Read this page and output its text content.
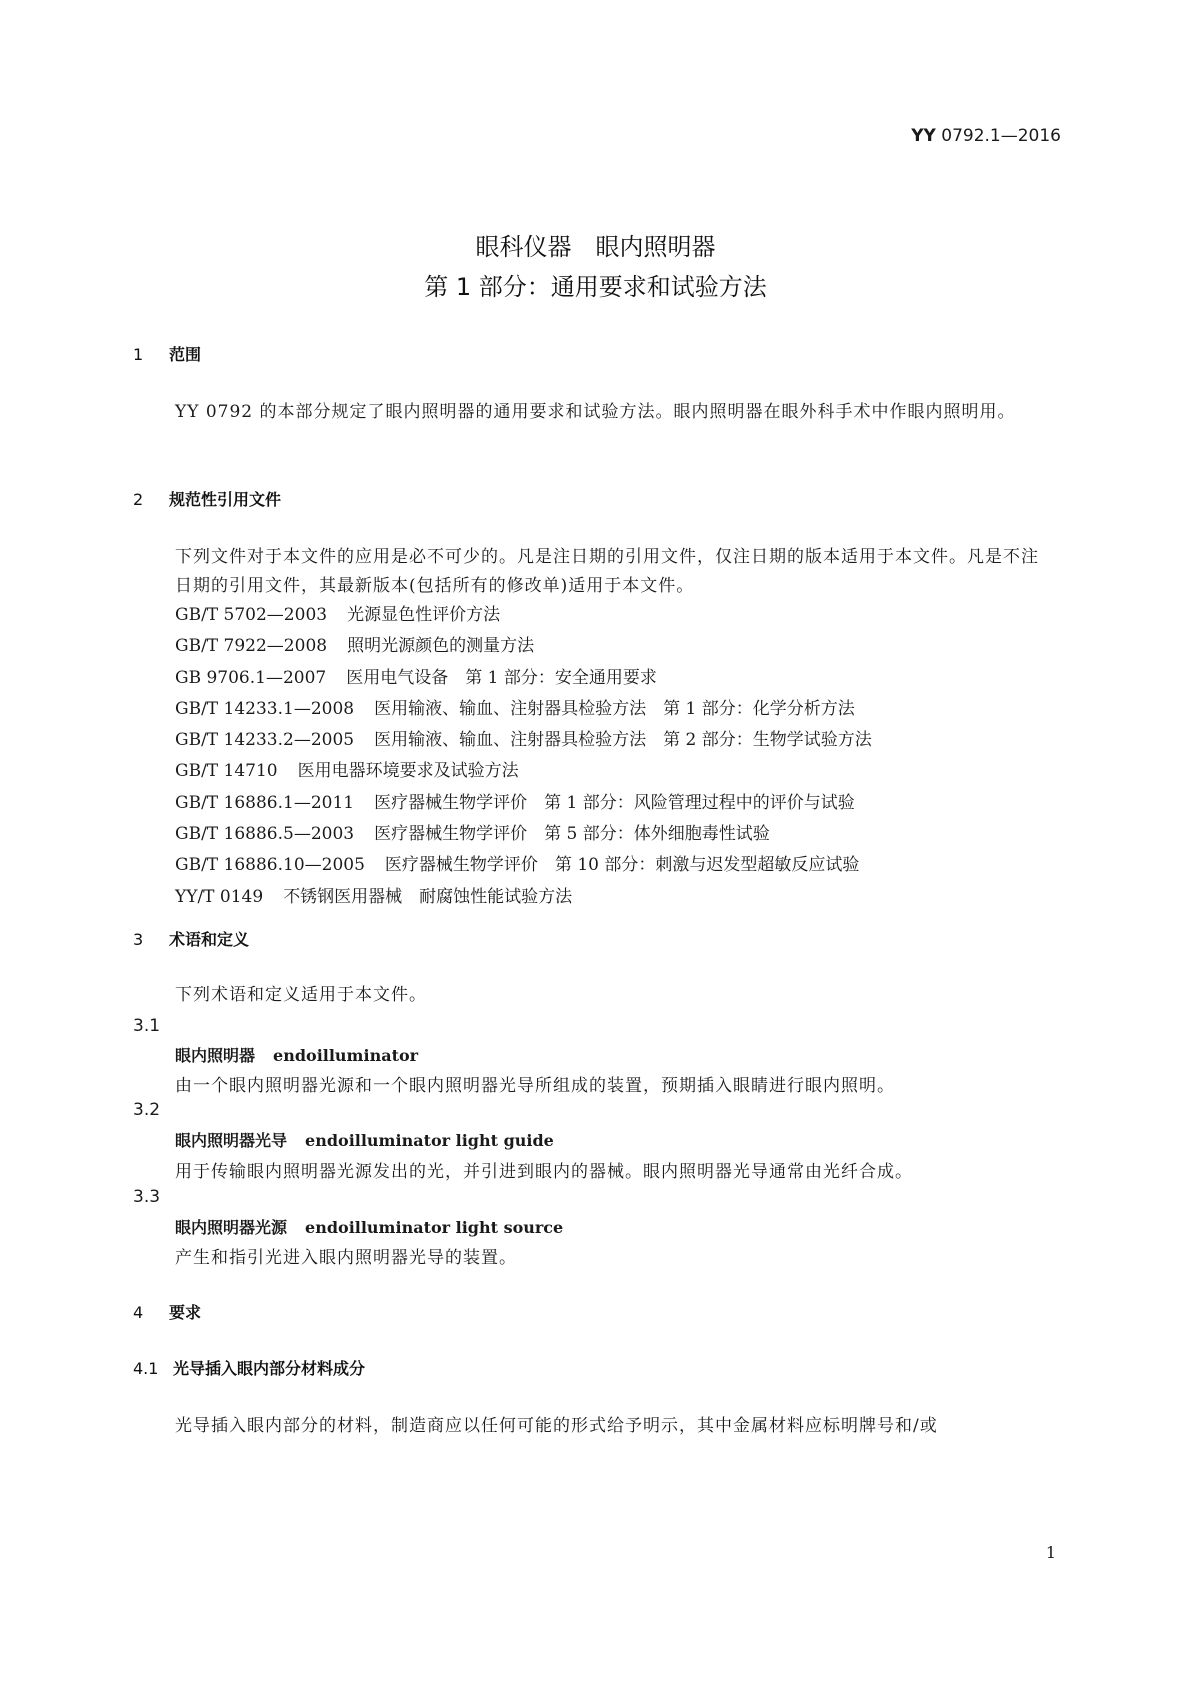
YY 0792.1—2016
眼科仪器　眼内照明器
第 1 部分：通用要求和试验方法
1 范围
YY 0792 的本部分规定了眼内照明器的通用要求和试验方法。眼内照明器在眼外科手术中作眼内照明用。
2 规范性引用文件
下列文件对于本文件的应用是必不可少的。凡是注日期的引用文件，仅注日期的版本适用于本文件。凡是不注日期的引用文件，其最新版本(包括所有的修改单)适用于本文件。
GB/T 5702—2003 光源显色性评价方法
GB/T 7922—2008 照明光源颜色的测量方法
GB 9706.1—2007 医用电气设备　第 1 部分：安全通用要求
GB/T 14233.1—2008 医用输液、输血、注射器具检验方法　第 1 部分：化学分析方法
GB/T 14233.2—2005 医用输液、输血、注射器具检验方法　第 2 部分：生物学试验方法
GB/T 14710 医用电器环境要求及试验方法
GB/T 16886.1—2011 医疗器械生物学评价　第 1 部分：风险管理过程中的评价与试验
GB/T 16886.5—2003 医疗器械生物学评价　第 5 部分：体外细胞毒性试验
GB/T 16886.10—2005 医疗器械生物学评价　第 10 部分：刺激与迟发型超敏反应试验
YY/T 0149 不锈钢医用器械　耐腐蚀性能试验方法
3 术语和定义
下列术语和定义适用于本文件。
3.1
眼内照明器 endoilluminator
由一个眼内照明器光源和一个眼内照明器光导所组成的装置，预期插入眼睛进行眼内照明。
3.2
眼内照明器光导 endoilluminator light guide
用于传输眼内照明器光源发出的光，并引进到眼内的器械。眼内照明器光导通常由光纤合成。
3.3
眼内照明器光源 endoilluminator light source
产生和指引光进入眼内照明器光导的装置。
4 要求
4.1 光导插入眼内部分材料成分
光导插入眼内部分的材料，制造商应以任何可能的形式给予明示，其中金属材料应标明牌号和/或
1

YOUR INSTRUCTIONS:
Your task is to repeat the data above exactly while excluding the pictures.

RESPONSE BELOW:
Read this page and output its text content.
YY 0792.1—2016
眼科仪器　眼内照明器
第 1 部分：通用要求和试验方法
1 范围
YY 0792 的本部分规定了眼内照明器的通用要求和试验方法。眼内照明器在眼外科手术中作眼内照明用。
2 规范性引用文件
下列文件对于本文件的应用是必不可少的。凡是注日期的引用文件，仅注日期的版本适用于本文件。凡是不注日期的引用文件，其最新版本(包括所有的修改单)适用于本文件。
GB/T 5702—2003 光源显色性评价方法
GB/T 7922—2008 照明光源颜色的测量方法
GB 9706.1—2007 医用电气设备　第 1 部分：安全通用要求
GB/T 14233.1—2008 医用输液、输血、注射器具检验方法　第 1 部分：化学分析方法
GB/T 14233.2—2005 医用输液、输血、注射器具检验方法　第 2 部分：生物学试验方法
GB/T 14710 医用电器环境要求及试验方法
GB/T 16886.1—2011 医疗器械生物学评价　第 1 部分：风险管理过程中的评价与试验
GB/T 16886.5—2003 医疗器械生物学评价　第 5 部分：体外细胞毒性试验
GB/T 16886.10—2005 医疗器械生物学评价　第 10 部分：刺激与迟发型超敏反应试验
YY/T 0149 不锈钢医用器械　耐腐蚀性能试验方法
3 术语和定义
下列术语和定义适用于本文件。
3.1
眼内照明器 endoilluminator
由一个眼内照明器光源和一个眼内照明器光导所组成的装置，预期插入眼睛进行眼内照明。
3.2
眼内照明器光导 endoilluminator light guide
用于传输眼内照明器光源发出的光，并引进到眼内的器械。眼内照明器光导通常由光纤合成。
3.3
眼内照明器光源 endoilluminator light source
产生和指引光进入眼内照明器光导的装置。
4 要求
4.1 光导插入眼内部分材料成分
光导插入眼内部分的材料，制造商应以任何可能的形式给予明示，其中金属材料应标明牌号和/或
1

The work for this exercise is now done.